Filter the records below for the word "text". Copy each line that holds it.

=== MATERIAL FOR THIS TASK ===

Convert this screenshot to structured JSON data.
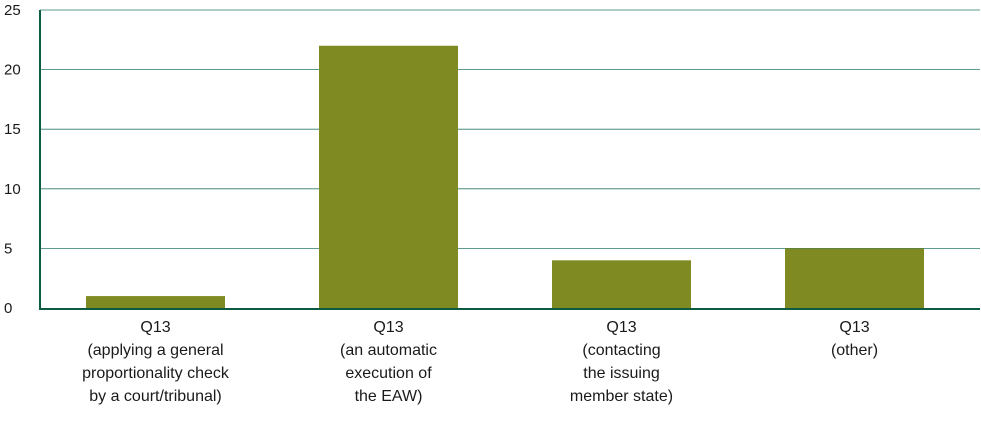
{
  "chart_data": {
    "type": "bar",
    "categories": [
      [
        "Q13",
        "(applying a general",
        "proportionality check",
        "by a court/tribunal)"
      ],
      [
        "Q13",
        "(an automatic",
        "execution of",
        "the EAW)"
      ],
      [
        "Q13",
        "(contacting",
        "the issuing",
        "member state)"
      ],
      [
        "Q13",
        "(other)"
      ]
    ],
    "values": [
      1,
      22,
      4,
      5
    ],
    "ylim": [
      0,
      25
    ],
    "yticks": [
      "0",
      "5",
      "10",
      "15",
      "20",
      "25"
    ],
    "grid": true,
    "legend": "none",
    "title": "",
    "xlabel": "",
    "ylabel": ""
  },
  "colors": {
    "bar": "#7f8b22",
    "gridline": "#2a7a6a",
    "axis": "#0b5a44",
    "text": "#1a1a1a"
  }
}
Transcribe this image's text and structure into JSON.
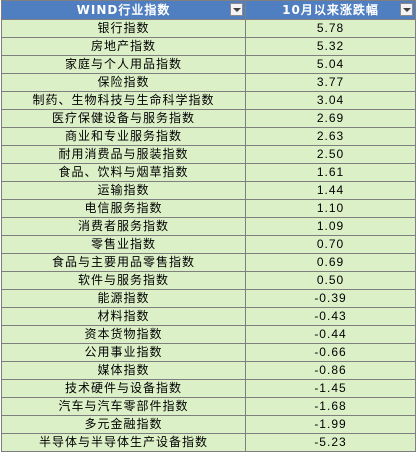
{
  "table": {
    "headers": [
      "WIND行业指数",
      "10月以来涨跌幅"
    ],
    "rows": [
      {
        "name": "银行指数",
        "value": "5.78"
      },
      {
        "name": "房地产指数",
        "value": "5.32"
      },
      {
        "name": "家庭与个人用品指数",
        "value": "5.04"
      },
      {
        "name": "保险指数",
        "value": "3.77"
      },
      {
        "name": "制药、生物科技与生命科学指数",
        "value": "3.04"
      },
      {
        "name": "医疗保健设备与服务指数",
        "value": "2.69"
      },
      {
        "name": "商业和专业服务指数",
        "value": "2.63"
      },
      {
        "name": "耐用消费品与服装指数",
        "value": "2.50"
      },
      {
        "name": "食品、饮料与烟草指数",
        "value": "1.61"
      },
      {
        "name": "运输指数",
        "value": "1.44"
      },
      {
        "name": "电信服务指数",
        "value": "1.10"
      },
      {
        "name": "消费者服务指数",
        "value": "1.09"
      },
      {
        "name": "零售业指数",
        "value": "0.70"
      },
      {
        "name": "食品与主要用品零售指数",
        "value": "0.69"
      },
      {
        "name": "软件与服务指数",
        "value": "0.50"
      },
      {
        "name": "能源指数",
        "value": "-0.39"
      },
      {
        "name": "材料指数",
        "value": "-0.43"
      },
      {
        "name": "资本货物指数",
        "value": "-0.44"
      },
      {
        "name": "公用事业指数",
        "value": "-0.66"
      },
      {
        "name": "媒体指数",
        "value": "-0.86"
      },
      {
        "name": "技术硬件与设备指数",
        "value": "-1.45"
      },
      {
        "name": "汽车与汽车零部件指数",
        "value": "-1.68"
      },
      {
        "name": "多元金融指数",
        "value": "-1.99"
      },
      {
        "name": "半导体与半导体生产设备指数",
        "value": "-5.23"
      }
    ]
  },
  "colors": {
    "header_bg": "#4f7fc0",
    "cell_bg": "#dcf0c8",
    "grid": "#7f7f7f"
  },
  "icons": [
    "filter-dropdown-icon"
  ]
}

===
=== MATERIAL FOR THIS TASK ===

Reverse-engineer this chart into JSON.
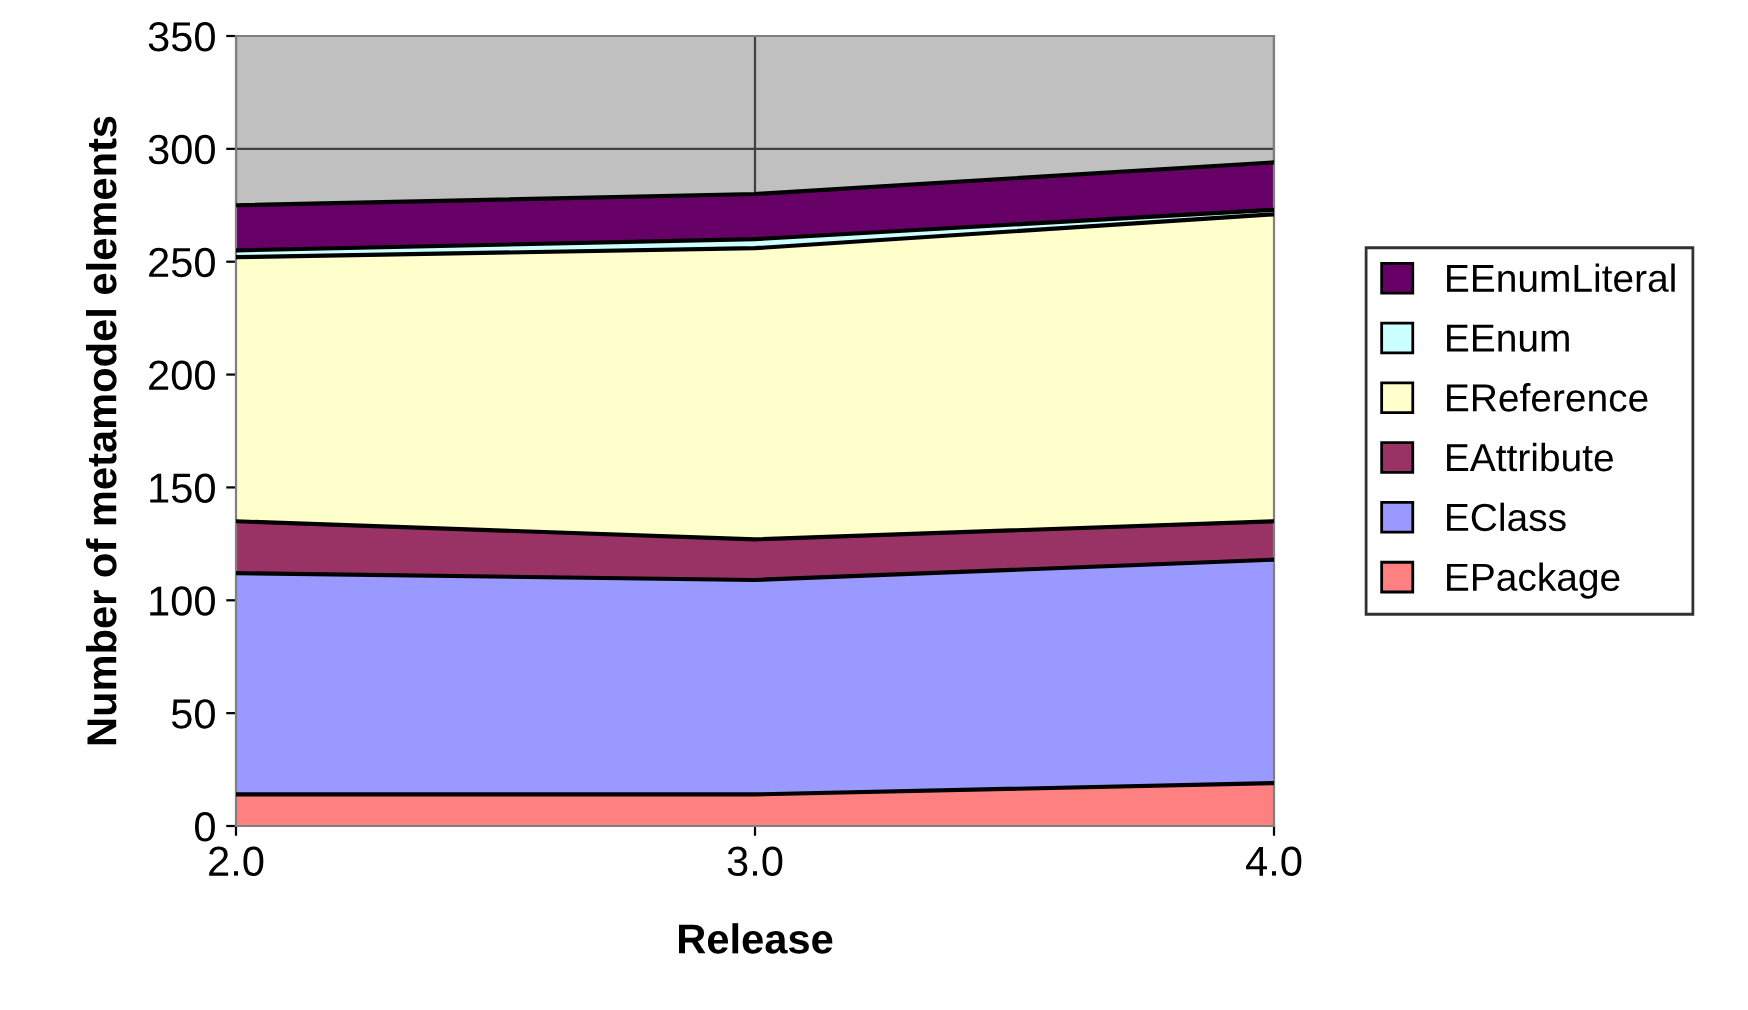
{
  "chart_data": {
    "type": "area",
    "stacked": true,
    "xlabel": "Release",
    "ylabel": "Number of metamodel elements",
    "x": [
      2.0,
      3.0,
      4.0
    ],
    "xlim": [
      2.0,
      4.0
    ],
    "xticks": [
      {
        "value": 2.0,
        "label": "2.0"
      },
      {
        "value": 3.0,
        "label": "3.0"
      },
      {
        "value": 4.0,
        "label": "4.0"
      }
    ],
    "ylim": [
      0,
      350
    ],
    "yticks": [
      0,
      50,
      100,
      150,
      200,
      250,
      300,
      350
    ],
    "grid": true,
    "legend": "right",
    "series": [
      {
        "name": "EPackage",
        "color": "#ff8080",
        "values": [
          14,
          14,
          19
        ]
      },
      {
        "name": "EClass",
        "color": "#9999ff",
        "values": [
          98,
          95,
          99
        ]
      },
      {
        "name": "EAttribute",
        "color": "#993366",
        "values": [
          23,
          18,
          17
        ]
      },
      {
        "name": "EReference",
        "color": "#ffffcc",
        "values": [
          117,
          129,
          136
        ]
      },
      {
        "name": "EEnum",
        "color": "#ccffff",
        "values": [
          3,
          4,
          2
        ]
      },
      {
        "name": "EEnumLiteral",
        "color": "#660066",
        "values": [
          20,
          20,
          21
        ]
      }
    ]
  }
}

===
=== MATERIAL FOR THIS TASK ===

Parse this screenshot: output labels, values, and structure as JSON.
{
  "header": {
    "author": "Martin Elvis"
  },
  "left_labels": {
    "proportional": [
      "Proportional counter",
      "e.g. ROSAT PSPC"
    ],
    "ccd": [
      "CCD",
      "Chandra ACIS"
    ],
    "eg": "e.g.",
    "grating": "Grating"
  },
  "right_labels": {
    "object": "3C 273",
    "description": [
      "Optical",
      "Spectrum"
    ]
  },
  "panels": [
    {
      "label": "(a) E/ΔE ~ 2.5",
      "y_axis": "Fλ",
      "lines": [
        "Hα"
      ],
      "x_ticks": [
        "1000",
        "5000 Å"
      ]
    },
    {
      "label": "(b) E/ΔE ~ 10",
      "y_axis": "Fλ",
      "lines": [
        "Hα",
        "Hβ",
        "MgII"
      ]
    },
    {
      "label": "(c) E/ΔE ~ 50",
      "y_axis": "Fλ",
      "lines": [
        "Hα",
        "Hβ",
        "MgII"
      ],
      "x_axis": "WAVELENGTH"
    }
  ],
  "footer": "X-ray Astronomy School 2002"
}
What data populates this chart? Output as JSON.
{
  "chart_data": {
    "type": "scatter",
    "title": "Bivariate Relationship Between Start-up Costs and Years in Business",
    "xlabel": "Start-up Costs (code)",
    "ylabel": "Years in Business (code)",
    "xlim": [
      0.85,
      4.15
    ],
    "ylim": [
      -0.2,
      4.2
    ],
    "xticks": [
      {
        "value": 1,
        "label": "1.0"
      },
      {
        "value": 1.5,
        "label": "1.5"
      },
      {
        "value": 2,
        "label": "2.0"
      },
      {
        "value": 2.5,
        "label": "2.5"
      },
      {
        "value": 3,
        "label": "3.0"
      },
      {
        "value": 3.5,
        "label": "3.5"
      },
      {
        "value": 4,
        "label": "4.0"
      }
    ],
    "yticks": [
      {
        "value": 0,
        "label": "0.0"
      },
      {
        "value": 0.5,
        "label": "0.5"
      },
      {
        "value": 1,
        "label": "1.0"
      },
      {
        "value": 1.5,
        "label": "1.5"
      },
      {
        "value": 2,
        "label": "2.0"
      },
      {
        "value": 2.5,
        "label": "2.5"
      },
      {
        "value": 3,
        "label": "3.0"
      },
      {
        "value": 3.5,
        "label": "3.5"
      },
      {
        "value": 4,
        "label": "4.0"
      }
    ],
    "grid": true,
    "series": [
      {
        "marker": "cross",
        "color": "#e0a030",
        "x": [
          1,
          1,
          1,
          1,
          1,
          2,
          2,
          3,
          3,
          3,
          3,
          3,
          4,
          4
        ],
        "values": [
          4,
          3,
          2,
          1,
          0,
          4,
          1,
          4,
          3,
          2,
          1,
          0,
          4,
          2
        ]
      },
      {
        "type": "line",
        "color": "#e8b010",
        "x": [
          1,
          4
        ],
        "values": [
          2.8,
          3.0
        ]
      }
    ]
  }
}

===

FULL ANSWER.
    "text": "#1a1a1a"
Transcribe this image's text and structure into JSON.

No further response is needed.